WHAT TO WORK ON - Can you turn all the records below into a Markdown table with the columns "Row" and "Line," giving each non-blank line its own numbered row and leaving out blank lines?

STORED DATA -
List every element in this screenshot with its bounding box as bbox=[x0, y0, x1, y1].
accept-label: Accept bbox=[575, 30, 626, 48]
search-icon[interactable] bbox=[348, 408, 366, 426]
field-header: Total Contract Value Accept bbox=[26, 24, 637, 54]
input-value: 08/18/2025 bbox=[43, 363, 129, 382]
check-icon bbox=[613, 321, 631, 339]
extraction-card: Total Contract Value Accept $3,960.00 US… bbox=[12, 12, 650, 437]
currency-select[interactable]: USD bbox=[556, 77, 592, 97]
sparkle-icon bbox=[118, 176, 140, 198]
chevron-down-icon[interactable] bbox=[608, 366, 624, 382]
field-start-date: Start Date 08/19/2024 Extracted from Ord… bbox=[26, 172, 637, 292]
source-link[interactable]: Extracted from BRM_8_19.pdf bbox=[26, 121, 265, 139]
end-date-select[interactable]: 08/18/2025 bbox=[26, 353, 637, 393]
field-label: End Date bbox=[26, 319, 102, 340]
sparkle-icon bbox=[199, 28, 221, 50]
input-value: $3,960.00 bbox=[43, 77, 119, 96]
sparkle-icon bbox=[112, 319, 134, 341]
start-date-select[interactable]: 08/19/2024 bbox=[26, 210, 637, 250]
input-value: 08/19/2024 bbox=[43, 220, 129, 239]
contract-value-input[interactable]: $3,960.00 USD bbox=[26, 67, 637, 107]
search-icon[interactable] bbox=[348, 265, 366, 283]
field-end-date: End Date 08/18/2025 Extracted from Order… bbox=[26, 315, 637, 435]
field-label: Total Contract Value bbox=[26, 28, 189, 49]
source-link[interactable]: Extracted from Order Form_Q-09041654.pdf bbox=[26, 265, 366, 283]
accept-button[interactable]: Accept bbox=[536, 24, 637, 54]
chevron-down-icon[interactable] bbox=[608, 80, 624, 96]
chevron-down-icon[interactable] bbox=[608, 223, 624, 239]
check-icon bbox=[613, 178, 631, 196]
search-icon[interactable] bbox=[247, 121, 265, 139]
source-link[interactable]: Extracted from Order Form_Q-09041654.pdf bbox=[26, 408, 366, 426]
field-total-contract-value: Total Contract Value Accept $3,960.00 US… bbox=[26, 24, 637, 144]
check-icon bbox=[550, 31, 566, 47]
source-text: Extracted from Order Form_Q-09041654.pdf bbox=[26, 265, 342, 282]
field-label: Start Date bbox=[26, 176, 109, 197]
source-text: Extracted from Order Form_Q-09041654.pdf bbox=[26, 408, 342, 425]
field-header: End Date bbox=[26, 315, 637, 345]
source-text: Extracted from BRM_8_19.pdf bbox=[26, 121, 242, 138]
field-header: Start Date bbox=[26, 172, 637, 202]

WRITTEN RESPONSE -
| Row | Line |
|---|---|
| 1 | List every element in this screenshot with its bounding box as bbox=[x0, y0, x1, y1]. |
| 2 | accept-label: Accept bbox=[575, 30, 626, 48] |
| 3 | search-icon[interactable] bbox=[348, 408, 366, 426] |
| 4 | field-header: Total Contract Value Accept bbox=[26, 24, 637, 54] |
| 5 | input-value: 08/18/2025 bbox=[43, 363, 129, 382] |
| 6 | check-icon bbox=[613, 321, 631, 339] |
| 7 | extraction-card: Total Contract Value Accept $3,960.00 US… bbox=[12, 12, 650, 437] |
| 8 | currency-select[interactable]: USD bbox=[556, 77, 592, 97] |
| 9 | sparkle-icon bbox=[118, 176, 140, 198] |
| 10 | chevron-down-icon[interactable] bbox=[608, 366, 624, 382] |
| 11 | field-start-date: Start Date 08/19/2024 Extracted from Ord… bbox=[26, 172, 637, 292] |
| 12 | source-link[interactable]: Extracted from BRM_8_19.pdf bbox=[26, 121, 265, 139] |
| 13 | end-date-select[interactable]: 08/18/2025 bbox=[26, 353, 637, 393] |
| 14 | field-label: End Date bbox=[26, 319, 102, 340] |
| 15 | sparkle-icon bbox=[199, 28, 221, 50] |
| 16 | input-value: $3,960.00 bbox=[43, 77, 119, 96] |
| 17 | sparkle-icon bbox=[112, 319, 134, 341] |
| 18 | start-date-select[interactable]: 08/19/2024 bbox=[26, 210, 637, 250] |
| 19 | input-value: 08/19/2024 bbox=[43, 220, 129, 239] |
| 20 | contract-value-input[interactable]: $3,960.00 USD bbox=[26, 67, 637, 107] |
| 21 | search-icon[interactable] bbox=[348, 265, 366, 283] |
| 22 | field-end-date: End Date 08/18/2025 Extracted from Order… bbox=[26, 315, 637, 435] |
| 23 | field-label: Total Contract Value bbox=[26, 28, 189, 49] |
| 24 | source-link[interactable]: Extracted from Order Form_Q-09041654.pdf bbox=[26, 265, 366, 283] |
| 25 | accept-button[interactable]: Accept bbox=[536, 24, 637, 54] |
| 26 | chevron-down-icon[interactable] bbox=[608, 80, 624, 96] |
| 27 | chevron-down-icon[interactable] bbox=[608, 223, 624, 239] |
| 28 | check-icon bbox=[613, 178, 631, 196] |
| 29 | search-icon[interactable] bbox=[247, 121, 265, 139] |
| 30 | source-link[interactable]: Extracted from Order Form_Q-09041654.pdf bbox=[26, 408, 366, 426] |
| 31 | field-total-contract-value: Total Contract Value Accept $3,960.00 US… bbox=[26, 24, 637, 144] |
| 32 | check-icon bbox=[550, 31, 566, 47] |
| 33 | source-text: Extracted from Order Form_Q-09041654.pdf bbox=[26, 265, 342, 282] |
| 34 | field-label: Start Date bbox=[26, 176, 109, 197] |
| 35 | source-text: Extracted from Order Form_Q-09041654.pdf bbox=[26, 408, 342, 425] |
| 36 | field-header: End Date bbox=[26, 315, 637, 345] |
| 37 | source-text: Extracted from BRM_8_19.pdf bbox=[26, 121, 242, 138] |
| 38 | field-header: Start Date bbox=[26, 172, 637, 202] |